_Stated problem:_ Repeat everything in the material exactly.

_Dataset:_
[start]

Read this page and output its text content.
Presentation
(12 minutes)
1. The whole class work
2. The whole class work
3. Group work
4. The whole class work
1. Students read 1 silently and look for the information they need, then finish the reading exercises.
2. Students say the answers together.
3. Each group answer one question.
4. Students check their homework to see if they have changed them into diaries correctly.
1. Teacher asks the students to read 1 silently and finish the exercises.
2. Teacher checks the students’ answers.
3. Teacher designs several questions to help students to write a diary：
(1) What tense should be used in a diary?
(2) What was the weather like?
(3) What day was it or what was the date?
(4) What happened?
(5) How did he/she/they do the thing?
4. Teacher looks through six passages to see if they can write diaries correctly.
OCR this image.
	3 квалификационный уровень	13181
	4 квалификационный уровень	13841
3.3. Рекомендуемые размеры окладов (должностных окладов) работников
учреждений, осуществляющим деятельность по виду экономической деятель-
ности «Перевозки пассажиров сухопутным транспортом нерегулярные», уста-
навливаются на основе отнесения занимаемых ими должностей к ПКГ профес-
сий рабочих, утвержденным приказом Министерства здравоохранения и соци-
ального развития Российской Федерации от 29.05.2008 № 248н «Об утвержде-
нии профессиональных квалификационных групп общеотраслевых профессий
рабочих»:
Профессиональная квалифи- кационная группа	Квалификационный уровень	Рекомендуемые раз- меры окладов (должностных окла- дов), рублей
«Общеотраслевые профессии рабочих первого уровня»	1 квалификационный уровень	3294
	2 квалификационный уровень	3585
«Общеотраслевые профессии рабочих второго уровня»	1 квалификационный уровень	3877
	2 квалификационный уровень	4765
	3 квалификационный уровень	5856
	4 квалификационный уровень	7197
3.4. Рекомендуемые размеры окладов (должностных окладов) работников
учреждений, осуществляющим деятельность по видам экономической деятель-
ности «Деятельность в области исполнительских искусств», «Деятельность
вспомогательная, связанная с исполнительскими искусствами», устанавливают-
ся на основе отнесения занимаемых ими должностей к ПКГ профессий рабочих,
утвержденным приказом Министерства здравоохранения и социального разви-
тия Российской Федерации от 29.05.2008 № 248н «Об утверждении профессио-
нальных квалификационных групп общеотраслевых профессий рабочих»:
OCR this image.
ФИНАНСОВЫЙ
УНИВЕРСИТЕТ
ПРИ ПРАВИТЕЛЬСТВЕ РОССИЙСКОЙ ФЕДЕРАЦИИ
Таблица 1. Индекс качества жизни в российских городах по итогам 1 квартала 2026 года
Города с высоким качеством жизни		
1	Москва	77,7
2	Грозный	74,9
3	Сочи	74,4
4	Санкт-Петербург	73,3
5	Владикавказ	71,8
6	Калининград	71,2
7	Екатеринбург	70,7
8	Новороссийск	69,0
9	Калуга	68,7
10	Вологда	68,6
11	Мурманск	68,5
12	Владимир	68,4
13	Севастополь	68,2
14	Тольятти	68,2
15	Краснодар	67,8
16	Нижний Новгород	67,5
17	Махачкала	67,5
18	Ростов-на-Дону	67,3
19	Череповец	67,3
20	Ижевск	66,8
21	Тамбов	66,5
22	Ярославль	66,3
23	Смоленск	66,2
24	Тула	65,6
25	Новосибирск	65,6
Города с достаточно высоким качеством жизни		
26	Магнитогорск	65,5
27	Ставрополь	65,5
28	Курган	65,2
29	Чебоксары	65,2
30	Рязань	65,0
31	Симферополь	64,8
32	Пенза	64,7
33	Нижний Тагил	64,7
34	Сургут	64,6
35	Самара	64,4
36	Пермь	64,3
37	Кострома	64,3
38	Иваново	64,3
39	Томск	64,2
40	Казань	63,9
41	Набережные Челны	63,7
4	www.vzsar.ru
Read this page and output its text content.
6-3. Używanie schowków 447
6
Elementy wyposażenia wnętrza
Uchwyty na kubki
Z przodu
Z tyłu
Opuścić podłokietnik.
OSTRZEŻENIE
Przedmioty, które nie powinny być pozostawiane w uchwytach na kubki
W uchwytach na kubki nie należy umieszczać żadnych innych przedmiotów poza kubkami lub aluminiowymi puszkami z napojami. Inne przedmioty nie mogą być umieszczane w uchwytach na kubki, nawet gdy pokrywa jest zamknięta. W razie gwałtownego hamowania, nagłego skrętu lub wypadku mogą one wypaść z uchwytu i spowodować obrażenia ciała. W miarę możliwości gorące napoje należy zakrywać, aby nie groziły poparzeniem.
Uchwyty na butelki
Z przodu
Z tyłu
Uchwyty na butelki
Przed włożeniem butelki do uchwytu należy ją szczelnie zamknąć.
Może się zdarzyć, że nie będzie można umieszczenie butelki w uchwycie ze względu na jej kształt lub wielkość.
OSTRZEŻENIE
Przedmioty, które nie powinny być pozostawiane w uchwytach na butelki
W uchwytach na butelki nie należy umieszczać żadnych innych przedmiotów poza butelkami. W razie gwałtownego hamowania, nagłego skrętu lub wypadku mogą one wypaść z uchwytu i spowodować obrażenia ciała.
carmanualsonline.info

[end]

_Task solution:_
Read this page and output its text content.
Presentation
(12 minutes)
1. The whole class work
2. The whole class work
3. Group work
4. The whole class work
1. Students read 1 silently and look for the information they need, then finish the reading exercises.
2. Students say the answers together.
3. Each group answer one question.
4. Students check their homework to see if they have changed them into diaries correctly.
1. Teacher asks the students to read 1 silently and finish the exercises.
2. Teacher checks the students’ answers.
3. Teacher designs several questions to help students to write a diary：
(1) What tense should be used in a diary?
(2) What was the weather like?
(3) What day was it or what was the date?
(4) What happened?
(5) How did he/she/they do the thing?
4. Teacher looks through six passages to see if they can write diaries correctly.
OCR this image.
	3 квалификационный уровень	13181
	4 квалификационный уровень	13841
3.3. Рекомендуемые размеры окладов (должностных окладов) работников
учреждений, осуществляющим деятельность по виду экономической деятель-
ности «Перевозки пассажиров сухопутным транспортом нерегулярные», уста-
навливаются на основе отнесения занимаемых ими должностей к ПКГ профес-
сий рабочих, утвержденным приказом Министерства здравоохранения и соци-
ального развития Российской Федерации от 29.05.2008 № 248н «Об утвержде-
нии профессиональных квалификационных групп общеотраслевых профессий
рабочих»:
Профессиональная квалифи- кационная группа	Квалификационный уровень	Рекомендуемые раз- меры окладов (должностных окла- дов), рублей
«Общеотраслевые профессии рабочих первого уровня»	1 квалификационный уровень	3294
	2 квалификационный уровень	3585
«Общеотраслевые профессии рабочих второго уровня»	1 квалификационный уровень	3877
	2 квалификационный уровень	4765
	3 квалификационный уровень	5856
	4 квалификационный уровень	7197
3.4. Рекомендуемые размеры окладов (должностных окладов) работников
учреждений, осуществляющим деятельность по видам экономической деятель-
ности «Деятельность в области исполнительских искусств», «Деятельность
вспомогательная, связанная с исполнительскими искусствами», устанавливают-
ся на основе отнесения занимаемых ими должностей к ПКГ профессий рабочих,
утвержденным приказом Министерства здравоохранения и социального разви-
тия Российской Федерации от 29.05.2008 № 248н «Об утверждении профессио-
нальных квалификационных групп общеотраслевых профессий рабочих»:
OCR this image.
ФИНАНСОВЫЙ
УНИВЕРСИТЕТ
ПРИ ПРАВИТЕЛЬСТВЕ РОССИЙСКОЙ ФЕДЕРАЦИИ
Таблица 1. Индекс качества жизни в российских городах по итогам 1 квартала 2026 года
Города с высоким качеством жизни		
1	Москва	77,7
2	Грозный	74,9
3	Сочи	74,4
4	Санкт-Петербург	73,3
5	Владикавказ	71,8
6	Калининград	71,2
7	Екатеринбург	70,7
8	Новороссийск	69,0
9	Калуга	68,7
10	Вологда	68,6
11	Мурманск	68,5
12	Владимир	68,4
13	Севастополь	68,2
14	Тольятти	68,2
15	Краснодар	67,8
16	Нижний Новгород	67,5
17	Махачкала	67,5
18	Ростов-на-Дону	67,3
19	Череповец	67,3
20	Ижевск	66,8
21	Тамбов	66,5
22	Ярославль	66,3
23	Смоленск	66,2
24	Тула	65,6
25	Новосибирск	65,6
Города с достаточно высоким качеством жизни		
26	Магнитогорск	65,5
27	Ставрополь	65,5
28	Курган	65,2
29	Чебоксары	65,2
30	Рязань	65,0
31	Симферополь	64,8
32	Пенза	64,7
33	Нижний Тагил	64,7
34	Сургут	64,6
35	Самара	64,4
36	Пермь	64,3
37	Кострома	64,3
38	Иваново	64,3
39	Томск	64,2
40	Казань	63,9
41	Набережные Челны	63,7
4	www.vzsar.ru
Read this page and output its text content.
6-3. Używanie schowków 447
6
Elementy wyposażenia wnętrza
Uchwyty na kubki
Z przodu
Z tyłu
Opuścić podłokietnik.
OSTRZEŻENIE
Przedmioty, które nie powinny być pozostawiane w uchwytach na kubki
W uchwytach na kubki nie należy umieszczać żadnych innych przedmiotów poza kubkami lub aluminiowymi puszkami z napojami. Inne przedmioty nie mogą być umieszczane w uchwytach na kubki, nawet gdy pokrywa jest zamknięta. W razie gwałtownego hamowania, nagłego skrętu lub wypadku mogą one wypaść z uchwytu i spowodować obrażenia ciała. W miarę możliwości gorące napoje należy zakrywać, aby nie groziły poparzeniem.
Uchwyty na butelki
Z przodu
Z tyłu
Uchwyty na butelki
Przed włożeniem butelki do uchwytu należy ją szczelnie zamknąć.
Może się zdarzyć, że nie będzie można umieszczenie butelki w uchwycie ze względu na jej kształt lub wielkość.
OSTRZEŻENIE
Przedmioty, które nie powinny być pozostawiane w uchwytach na butelki
W uchwytach na butelki nie należy umieszczać żadnych innych przedmiotów poza butelkami. W razie gwałtownego hamowania, nagłego skrętu lub wypadku mogą one wypaść z uchwytu i spowodować obrażenia ciała.
carmanualsonline.info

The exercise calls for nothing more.